Copy out the forum thread on MOSFET gate ringing below, word for word, with nothing changed or left out.

▸ Text block:
┌────────

I'm going to research some of the application notes on MOSFETs and gate
drivers, but some discussion would be appreciated. At least this is
actually about some "cool" electronics and not OT squabbling.

Thanks,

Paul

Have you tried the Parallel RC gate driving network? THe shunt cap
should give you a quick response of gate charge change and the R should
suppress the ring or greatly reduce it.

Jamie

 

[P E Schoen]

Tim:

Thanks for the very detailed and helpful reply. I need some time to absorb
all of that and respond, but in the meantime I am attaching a simplified
LTSpice ASC file that fairly accurately duplicates the waveforms I see on my
scope. I changed the coupling K factor to 0.998. I'm not sure how to measure
the leakage inductance, but using an LCR meter I read 180uH for each primary
winding and 32mH for the secondary, and I used those values for the
simulation.

I added 100 ohms gate resistors, but it did not seem to help much. And
0.047uF capacitors from drain to ground also didn't help much. I had 80V
peaks at 20V in, so it will be dangerously close to 100V with 25-28VDC input
(two batteries). Also, the peaks seemed even much higher during start-up.

In the simulation, I tried various values of gate resistors and capacitors
from gate to ground. The actual gate capacitance is about 4000pF, but I had
to add 0.1uF and 100 ohm to reduce the spikes, especially during startup.

└────────

▸ Provided data:

┌────────

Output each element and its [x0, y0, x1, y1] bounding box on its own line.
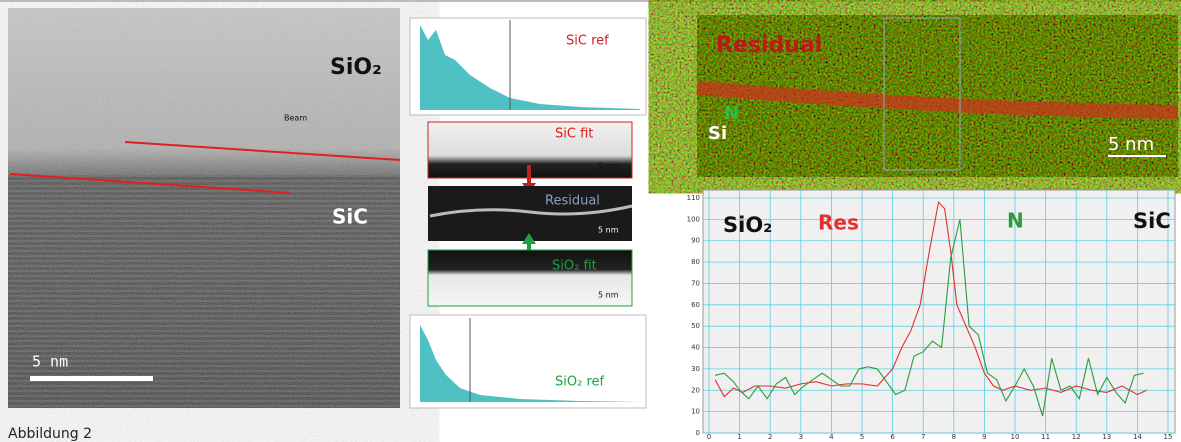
- panel-label: Residual: [545, 194, 600, 209]
- y-tick-label: 20: [691, 386, 700, 394]
- scale-bar-label: 5 nm: [32, 353, 68, 371]
- x-tick-label: 12: [1072, 433, 1081, 441]
- legend-entry: N: [1007, 209, 1024, 233]
- x-tick-label: 3: [799, 433, 803, 441]
- scale-bar-label: 5 nm: [598, 291, 619, 300]
- y-tick-label: 40: [691, 344, 700, 352]
- scale-bar-label: 5 nm: [598, 226, 619, 235]
- map-label: Si: [708, 123, 727, 144]
- fit-image: SiO₂ fit 5 nm: [428, 250, 632, 306]
- map-label: N: [724, 103, 739, 124]
- y-tick-label: 10: [691, 408, 700, 416]
- spectrum-panel: SiC ref: [410, 18, 646, 115]
- tem-label: SiC: [332, 205, 368, 229]
- panel-label: SiO₂ fit: [552, 259, 597, 274]
- spectrum-panel: SiO₂ ref: [410, 315, 646, 408]
- map-label: Residual: [716, 33, 822, 58]
- annotation: SiC: [1133, 209, 1171, 233]
- x-tick-label: 8: [952, 433, 956, 441]
- residual-image: Residual 5 nm: [428, 186, 632, 241]
- x-tick-label: 6: [890, 433, 895, 441]
- tem-label: SiO₂: [330, 55, 382, 80]
- panel-label: SiC fit: [555, 127, 593, 142]
- x-tick-label: 13: [1102, 433, 1111, 441]
- x-tick-label: 9: [982, 433, 986, 441]
- panel-label: SiO₂ ref: [555, 375, 604, 390]
- y-tick-label: 70: [691, 279, 700, 287]
- scale-bar-label: 5 nm: [1108, 134, 1154, 155]
- y-tick-label: 0: [696, 429, 700, 437]
- panel-label: SiC ref: [566, 34, 609, 49]
- y-tick-label: 90: [691, 237, 700, 245]
- elemental-map: Residual N Si 5 nm: [697, 15, 1178, 177]
- tem-image: SiO₂ Beam SiC 5 nm: [8, 8, 400, 408]
- x-tick-label: 7: [921, 433, 925, 441]
- x-tick-label: 10: [1011, 433, 1020, 441]
- x-tick-label: 11: [1041, 433, 1050, 441]
- y-tick-label: 60: [691, 301, 700, 309]
- x-tick-label: 5: [860, 433, 864, 441]
- y-tick-label: 80: [691, 258, 700, 266]
- legend-entry: Res: [818, 211, 859, 235]
- x-tick-label: 1: [737, 433, 741, 441]
- x-tick-label: 2: [768, 433, 772, 441]
- x-tick-label: 0: [707, 433, 711, 441]
- y-tick-label: 100: [687, 215, 700, 223]
- x-tick-label: 15: [1164, 433, 1173, 441]
- scale-bar-label: 5 nm: [598, 162, 619, 171]
- caption: Abbildung 2: [8, 426, 92, 442]
- annotation: SiO₂: [723, 213, 772, 237]
- figure: SiO₂ Beam SiC 5 nm SiC ref SiC fit 5 nm …: [0, 0, 1181, 442]
- y-tick-label: 30: [691, 365, 700, 373]
- y-tick-label: 110: [687, 194, 700, 202]
- x-tick-label: 4: [829, 433, 834, 441]
- tem-label: Beam: [284, 114, 307, 123]
- x-tick-label: 14: [1133, 433, 1142, 441]
- y-tick-label: 50: [691, 322, 700, 330]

└────────

▸ Solution to the exercise:
I'm going to research some of the application notes on MOSFETs and gate
drivers, but some discussion would be appreciated. At least this is
actually about some "cool" electronics and not OT squabbling.

Thanks,

Paul

Have you tried the Parallel RC gate driving network? THe shunt cap
should give you a quick response of gate charge change and the R should
suppress the ring or greatly reduce it.

Jamie

 

[P E Schoen]

Tim:

Thanks for the very detailed and helpful reply. I need some time to absorb
all of that and respond, but in the meantime I am attaching a simplified
LTSpice ASC file that fairly accurately duplicates the waveforms I see on my
scope. I changed the coupling K factor to 0.998. I'm not sure how to measure
the leakage inductance, but using an LCR meter I read 180uH for each primary
winding and 32mH for the secondary, and I used those values for the
simulation.

I added 100 ohms gate resistors, but it did not seem to help much. And
0.047uF capacitors from drain to ground also didn't help much. I had 80V
peaks at 20V in, so it will be dangerously close to 100V with 25-28VDC input
(two batteries). Also, the peaks seemed even much higher during start-up.

In the simulation, I tried various values of gate resistors and capacitors
from gate to ground. The actual gate capacitance is about 4000pF, but I had
to add 0.1uF and 100 ohm to reduce the spikes, especially during startup.